» **What to work on**
List every distinct sum of money in pounds mentioned in the submissions for the pursuer, giving each amount once.

» **Document section**
══════

Submissions for the pursuer
[14] Mrs Fletcher for the pursuer invited me to uphold sheriff’s judgment and refuse the appeal. Subject to a concession that the sheriff in finding in fact and law 4 had mis- expressed the position when she found that the £11,214 came from income. It was submitted that apart from this the sheriff did not err in law in the making of any other findings of fact or findings of fact and law and the appeal should be dismissed.
[15] Referring to section 28 of the 2006 Act she drew my attention to the fact that it imposed discretion on the sheriff. Referring to Britton v Central Regional Council 1986 SLT 207 and to McPhail Sheriff Court Practice 3rd edition 18.111
“The appellate court may intervene if it is satisfied that the judge did not exercise his discretion at all; or that in exercising it he misdirected himself in law; or misunderstood or misused the evidence or the material facts before him; or took into account an irrelevant consideration or failed to take into account some relevant consideration; or if his conclusion is such that, though no erroneous assumption of fact or law can be identified, he must have exercised his discretion wrongly.”
[16] She submitted the appeal is to be approached on the basis that the interlocutor must be regarded as a valid and correct judgement unless and until the appellant shows cause why it should be altered. It was submitted that there is no proper basis to alter the sheriff’s interlocutor in the instant case. In Finding-in-Fact 22 the sheriff had found “the renovations to the property were funded by the defender carrying out much of the work himself. The sum of £35,000 was forwarded by the pursuer and the defender utilised the sum of £50,000 which he had accumulated in cash from cash work”.
[17] In Finding-in-Fact 19: prior to renovation the defender’s home was valued at £220,000. Following completion of the renovations the value of the property would be £325,000. In Finding-in-Fact 18 the sheriff found “the sum of £35,000 was used for the renovation of the pursuer’s home” although clearly that should refer to the defender’s home. It was however accepted that there was no precise finding by the sheriff as to the value of the defender’s home as at the date on which cohabitation ceased and the pursuer’s agent accepted that it might be helpful to revert to the sheriff to clarify this matter and clarify her view of the cost of works to complete the property.
[18] Referring to paragraph 55 of Lady Hale’s judgement in Gow v Grant where she states:
“In principle, if one party has derived a clear and quantifiable economic benefit from the economic contributions of the other, it may be fair to order, what is, in effect, restitution of the value of that benefit.”

══════

» **Supplied data**

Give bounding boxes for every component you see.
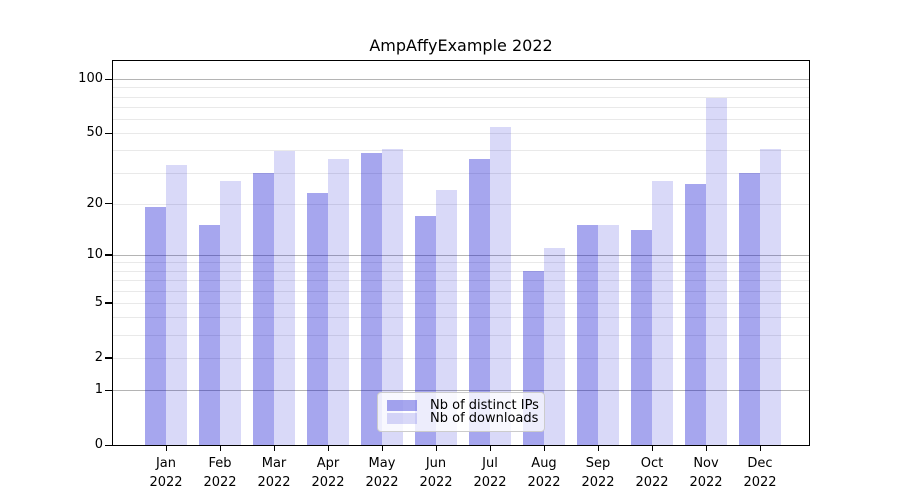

══════

» **Response**
£11,214
£35,000
£50,000
£220,000
£325,000